▶ _AIM_
Every record here should be printed again exactly.

[Data entries]

+ + +

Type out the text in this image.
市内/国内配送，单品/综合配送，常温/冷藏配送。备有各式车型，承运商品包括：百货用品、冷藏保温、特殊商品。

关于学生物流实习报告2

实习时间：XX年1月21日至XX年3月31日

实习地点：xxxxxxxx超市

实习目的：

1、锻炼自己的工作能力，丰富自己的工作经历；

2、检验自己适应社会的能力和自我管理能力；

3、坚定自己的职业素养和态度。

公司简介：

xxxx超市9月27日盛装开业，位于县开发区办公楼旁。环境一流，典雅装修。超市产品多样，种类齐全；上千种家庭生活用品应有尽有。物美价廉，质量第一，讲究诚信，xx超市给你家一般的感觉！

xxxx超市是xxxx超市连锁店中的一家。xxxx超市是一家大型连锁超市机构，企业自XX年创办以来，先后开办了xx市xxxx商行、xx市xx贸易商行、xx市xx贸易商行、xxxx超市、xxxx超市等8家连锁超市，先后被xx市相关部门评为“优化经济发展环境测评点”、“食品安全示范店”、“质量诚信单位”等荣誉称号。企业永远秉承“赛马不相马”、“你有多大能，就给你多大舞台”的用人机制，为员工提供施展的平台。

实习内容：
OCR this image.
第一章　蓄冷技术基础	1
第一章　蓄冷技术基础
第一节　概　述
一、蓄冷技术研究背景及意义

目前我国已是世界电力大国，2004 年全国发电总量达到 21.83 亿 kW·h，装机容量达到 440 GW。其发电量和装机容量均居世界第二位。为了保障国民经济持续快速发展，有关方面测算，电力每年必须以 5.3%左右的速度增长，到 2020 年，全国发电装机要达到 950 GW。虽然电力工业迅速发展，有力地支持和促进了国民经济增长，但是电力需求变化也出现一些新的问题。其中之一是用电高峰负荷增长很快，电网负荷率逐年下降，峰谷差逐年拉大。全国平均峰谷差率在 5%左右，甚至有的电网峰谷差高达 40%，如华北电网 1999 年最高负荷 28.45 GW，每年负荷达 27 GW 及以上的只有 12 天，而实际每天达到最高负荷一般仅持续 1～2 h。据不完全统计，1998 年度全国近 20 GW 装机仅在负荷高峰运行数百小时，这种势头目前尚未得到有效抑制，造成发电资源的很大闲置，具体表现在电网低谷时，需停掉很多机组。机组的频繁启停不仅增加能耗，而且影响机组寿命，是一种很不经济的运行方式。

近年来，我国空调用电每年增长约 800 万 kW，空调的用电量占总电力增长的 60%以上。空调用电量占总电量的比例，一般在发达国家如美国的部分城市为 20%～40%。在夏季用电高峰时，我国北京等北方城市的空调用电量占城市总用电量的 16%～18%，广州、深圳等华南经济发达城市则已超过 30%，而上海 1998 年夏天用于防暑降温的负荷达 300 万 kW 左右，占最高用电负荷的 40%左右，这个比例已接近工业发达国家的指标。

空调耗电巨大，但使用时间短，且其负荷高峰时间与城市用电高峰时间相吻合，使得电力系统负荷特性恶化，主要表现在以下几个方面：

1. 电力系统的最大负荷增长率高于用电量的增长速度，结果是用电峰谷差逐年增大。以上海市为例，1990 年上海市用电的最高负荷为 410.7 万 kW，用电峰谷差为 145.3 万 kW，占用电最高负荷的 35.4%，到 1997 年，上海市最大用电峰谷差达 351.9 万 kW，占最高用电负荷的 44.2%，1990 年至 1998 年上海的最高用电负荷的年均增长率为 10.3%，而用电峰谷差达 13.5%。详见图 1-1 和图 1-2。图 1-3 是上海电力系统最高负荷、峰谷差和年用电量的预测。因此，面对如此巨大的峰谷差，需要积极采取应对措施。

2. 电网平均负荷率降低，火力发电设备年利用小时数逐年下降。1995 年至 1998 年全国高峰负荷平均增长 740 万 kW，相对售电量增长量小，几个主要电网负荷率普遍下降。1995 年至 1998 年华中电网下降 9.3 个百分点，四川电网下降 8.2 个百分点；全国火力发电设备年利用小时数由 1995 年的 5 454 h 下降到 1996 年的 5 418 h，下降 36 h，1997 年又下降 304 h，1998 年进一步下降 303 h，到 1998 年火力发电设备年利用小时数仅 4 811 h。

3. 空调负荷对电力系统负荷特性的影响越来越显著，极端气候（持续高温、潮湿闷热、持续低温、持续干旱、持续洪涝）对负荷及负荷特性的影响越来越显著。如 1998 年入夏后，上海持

+ + +

▶ _COMPLETED TASK_
Type out the text in this image.
市内/国内配送，单品/综合配送，常温/冷藏配送。备有各式车型，承运商品包括：百货用品、冷藏保温、特殊商品。

关于学生物流实习报告2

实习时间：XX年1月21日至XX年3月31日

实习地点：xxxxxxxx超市

实习目的：

1、锻炼自己的工作能力，丰富自己的工作经历；

2、检验自己适应社会的能力和自我管理能力；

3、坚定自己的职业素养和态度。

公司简介：

xxxx超市9月27日盛装开业，位于县开发区办公楼旁。环境一流，典雅装修。超市产品多样，种类齐全；上千种家庭生活用品应有尽有。物美价廉，质量第一，讲究诚信，xx超市给你家一般的感觉！

xxxx超市是xxxx超市连锁店中的一家。xxxx超市是一家大型连锁超市机构，企业自XX年创办以来，先后开办了xx市xxxx商行、xx市xx贸易商行、xx市xx贸易商行、xxxx超市、xxxx超市等8家连锁超市，先后被xx市相关部门评为“优化经济发展环境测评点”、“食品安全示范店”、“质量诚信单位”等荣誉称号。企业永远秉承“赛马不相马”、“你有多大能，就给你多大舞台”的用人机制，为员工提供施展的平台。

实习内容：
OCR this image.
第一章　蓄冷技术基础	1
第一章　蓄冷技术基础
第一节　概　述
一、蓄冷技术研究背景及意义

目前我国已是世界电力大国，2004 年全国发电总量达到 21.83 亿 kW·h，装机容量达到 440 GW。其发电量和装机容量均居世界第二位。为了保障国民经济持续快速发展，有关方面测算，电力每年必须以 5.3%左右的速度增长，到 2020 年，全国发电装机要达到 950 GW。虽然电力工业迅速发展，有力地支持和促进了国民经济增长，但是电力需求变化也出现一些新的问题。其中之一是用电高峰负荷增长很快，电网负荷率逐年下降，峰谷差逐年拉大。全国平均峰谷差率在 5%左右，甚至有的电网峰谷差高达 40%，如华北电网 1999 年最高负荷 28.45 GW，每年负荷达 27 GW 及以上的只有 12 天，而实际每天达到最高负荷一般仅持续 1～2 h。据不完全统计，1998 年度全国近 20 GW 装机仅在负荷高峰运行数百小时，这种势头目前尚未得到有效抑制，造成发电资源的很大闲置，具体表现在电网低谷时，需停掉很多机组。机组的频繁启停不仅增加能耗，而且影响机组寿命，是一种很不经济的运行方式。

近年来，我国空调用电每年增长约 800 万 kW，空调的用电量占总电力增长的 60%以上。空调用电量占总电量的比例，一般在发达国家如美国的部分城市为 20%～40%。在夏季用电高峰时，我国北京等北方城市的空调用电量占城市总用电量的 16%～18%，广州、深圳等华南经济发达城市则已超过 30%，而上海 1998 年夏天用于防暑降温的负荷达 300 万 kW 左右，占最高用电负荷的 40%左右，这个比例已接近工业发达国家的指标。

空调耗电巨大，但使用时间短，且其负荷高峰时间与城市用电高峰时间相吻合，使得电力系统负荷特性恶化，主要表现在以下几个方面：

1. 电力系统的最大负荷增长率高于用电量的增长速度，结果是用电峰谷差逐年增大。以上海市为例，1990 年上海市用电的最高负荷为 410.7 万 kW，用电峰谷差为 145.3 万 kW，占用电最高负荷的 35.4%，到 1997 年，上海市最大用电峰谷差达 351.9 万 kW，占最高用电负荷的 44.2%，1990 年至 1998 年上海的最高用电负荷的年均增长率为 10.3%，而用电峰谷差达 13.5%。详见图 1-1 和图 1-2。图 1-3 是上海电力系统最高负荷、峰谷差和年用电量的预测。因此，面对如此巨大的峰谷差，需要积极采取应对措施。

2. 电网平均负荷率降低，火力发电设备年利用小时数逐年下降。1995 年至 1998 年全国高峰负荷平均增长 740 万 kW，相对售电量增长量小，几个主要电网负荷率普遍下降。1995 年至 1998 年华中电网下降 9.3 个百分点，四川电网下降 8.2 个百分点；全国火力发电设备年利用小时数由 1995 年的 5 454 h 下降到 1996 年的 5 418 h，下降 36 h，1997 年又下降 304 h，1998 年进一步下降 303 h，到 1998 年火力发电设备年利用小时数仅 4 811 h。

3. 空调负荷对电力系统负荷特性的影响越来越显著，极端气候（持续高温、潮湿闷热、持续低温、持续干旱、持续洪涝）对负荷及负荷特性的影响越来越显著。如 1998 年入夏后，上海持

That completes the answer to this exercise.